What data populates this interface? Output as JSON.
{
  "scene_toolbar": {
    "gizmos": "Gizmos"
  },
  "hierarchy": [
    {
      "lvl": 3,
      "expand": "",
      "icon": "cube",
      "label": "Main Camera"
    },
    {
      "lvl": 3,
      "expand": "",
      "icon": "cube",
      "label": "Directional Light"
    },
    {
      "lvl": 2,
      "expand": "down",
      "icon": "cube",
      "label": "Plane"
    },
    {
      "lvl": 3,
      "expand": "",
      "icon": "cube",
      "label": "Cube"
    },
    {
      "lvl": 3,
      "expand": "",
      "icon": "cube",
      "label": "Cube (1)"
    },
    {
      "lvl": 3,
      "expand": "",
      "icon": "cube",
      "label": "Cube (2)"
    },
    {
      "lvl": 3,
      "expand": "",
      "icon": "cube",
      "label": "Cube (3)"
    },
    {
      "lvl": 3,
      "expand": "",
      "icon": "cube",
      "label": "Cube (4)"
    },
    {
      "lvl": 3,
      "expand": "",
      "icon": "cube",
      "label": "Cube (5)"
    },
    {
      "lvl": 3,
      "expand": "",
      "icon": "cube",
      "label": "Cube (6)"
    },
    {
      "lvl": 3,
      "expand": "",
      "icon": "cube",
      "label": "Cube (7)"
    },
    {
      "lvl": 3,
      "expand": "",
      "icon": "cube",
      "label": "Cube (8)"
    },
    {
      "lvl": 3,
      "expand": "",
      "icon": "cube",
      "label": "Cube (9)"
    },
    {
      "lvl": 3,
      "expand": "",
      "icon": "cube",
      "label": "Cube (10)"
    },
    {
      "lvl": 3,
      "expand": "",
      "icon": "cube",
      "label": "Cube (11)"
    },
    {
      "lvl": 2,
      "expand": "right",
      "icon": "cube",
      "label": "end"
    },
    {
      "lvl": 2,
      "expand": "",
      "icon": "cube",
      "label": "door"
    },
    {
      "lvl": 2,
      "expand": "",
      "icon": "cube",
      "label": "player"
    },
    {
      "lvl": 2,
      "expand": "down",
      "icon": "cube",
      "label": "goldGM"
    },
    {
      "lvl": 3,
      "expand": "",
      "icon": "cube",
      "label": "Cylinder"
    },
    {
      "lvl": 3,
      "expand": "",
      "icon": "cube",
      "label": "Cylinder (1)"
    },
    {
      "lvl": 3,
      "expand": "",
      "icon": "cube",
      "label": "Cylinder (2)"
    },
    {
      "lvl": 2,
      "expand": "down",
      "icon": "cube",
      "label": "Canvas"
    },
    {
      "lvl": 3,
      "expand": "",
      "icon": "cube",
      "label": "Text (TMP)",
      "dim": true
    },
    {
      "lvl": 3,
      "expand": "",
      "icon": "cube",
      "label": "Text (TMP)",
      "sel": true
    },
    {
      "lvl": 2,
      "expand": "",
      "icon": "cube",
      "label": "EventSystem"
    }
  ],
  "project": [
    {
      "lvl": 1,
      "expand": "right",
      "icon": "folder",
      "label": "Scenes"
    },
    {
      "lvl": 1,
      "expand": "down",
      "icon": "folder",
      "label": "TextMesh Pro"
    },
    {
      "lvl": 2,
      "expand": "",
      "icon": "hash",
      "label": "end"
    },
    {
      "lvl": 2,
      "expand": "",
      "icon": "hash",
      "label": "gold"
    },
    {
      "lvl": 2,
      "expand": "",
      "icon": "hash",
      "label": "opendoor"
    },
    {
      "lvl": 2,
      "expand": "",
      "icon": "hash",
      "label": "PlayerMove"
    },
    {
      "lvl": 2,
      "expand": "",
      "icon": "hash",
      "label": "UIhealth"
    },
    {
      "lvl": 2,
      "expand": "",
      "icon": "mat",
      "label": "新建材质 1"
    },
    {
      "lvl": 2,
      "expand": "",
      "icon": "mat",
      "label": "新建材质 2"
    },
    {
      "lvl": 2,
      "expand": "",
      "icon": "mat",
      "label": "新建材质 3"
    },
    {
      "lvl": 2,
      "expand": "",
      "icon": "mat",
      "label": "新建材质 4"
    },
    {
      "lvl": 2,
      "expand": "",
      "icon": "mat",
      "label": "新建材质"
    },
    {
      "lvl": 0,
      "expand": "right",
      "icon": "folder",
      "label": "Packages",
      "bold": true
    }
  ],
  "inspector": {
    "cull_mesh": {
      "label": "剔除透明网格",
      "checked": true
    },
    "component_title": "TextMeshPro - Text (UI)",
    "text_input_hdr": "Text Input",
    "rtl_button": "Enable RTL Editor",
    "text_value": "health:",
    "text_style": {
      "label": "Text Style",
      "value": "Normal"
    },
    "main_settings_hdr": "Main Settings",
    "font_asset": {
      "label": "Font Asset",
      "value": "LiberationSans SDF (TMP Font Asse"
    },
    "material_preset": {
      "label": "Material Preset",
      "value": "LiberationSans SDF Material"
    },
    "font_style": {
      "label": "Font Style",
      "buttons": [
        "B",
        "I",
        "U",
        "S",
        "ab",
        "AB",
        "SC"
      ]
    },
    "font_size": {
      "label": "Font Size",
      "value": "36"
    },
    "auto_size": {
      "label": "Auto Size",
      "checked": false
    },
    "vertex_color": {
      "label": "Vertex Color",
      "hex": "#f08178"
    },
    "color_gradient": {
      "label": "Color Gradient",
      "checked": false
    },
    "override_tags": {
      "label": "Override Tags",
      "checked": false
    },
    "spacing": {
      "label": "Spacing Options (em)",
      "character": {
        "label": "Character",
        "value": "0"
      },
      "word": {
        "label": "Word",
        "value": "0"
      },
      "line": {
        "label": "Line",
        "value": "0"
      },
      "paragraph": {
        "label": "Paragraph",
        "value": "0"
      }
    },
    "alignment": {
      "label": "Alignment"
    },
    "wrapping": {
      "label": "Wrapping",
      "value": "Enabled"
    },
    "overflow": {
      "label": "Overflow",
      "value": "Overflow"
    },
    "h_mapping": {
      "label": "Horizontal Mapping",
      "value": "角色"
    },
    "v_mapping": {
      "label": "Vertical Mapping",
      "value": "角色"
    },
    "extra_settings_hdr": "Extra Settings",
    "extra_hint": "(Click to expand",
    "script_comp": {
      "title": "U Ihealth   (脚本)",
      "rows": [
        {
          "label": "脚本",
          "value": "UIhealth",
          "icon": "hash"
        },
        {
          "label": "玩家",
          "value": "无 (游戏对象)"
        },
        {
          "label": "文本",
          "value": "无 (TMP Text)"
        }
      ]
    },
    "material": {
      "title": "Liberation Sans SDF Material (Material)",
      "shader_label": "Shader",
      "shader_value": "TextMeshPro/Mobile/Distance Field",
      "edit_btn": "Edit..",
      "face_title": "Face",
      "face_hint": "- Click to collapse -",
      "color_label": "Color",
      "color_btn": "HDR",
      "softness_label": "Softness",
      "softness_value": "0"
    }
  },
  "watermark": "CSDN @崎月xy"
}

Stated exercise — Search the preceding listing for "Cylinder" and extract every line where it is found.

Correct result —
      "label": "Cylinder"
      "label": "Cylinder (1)"
      "label": "Cylinder (2)"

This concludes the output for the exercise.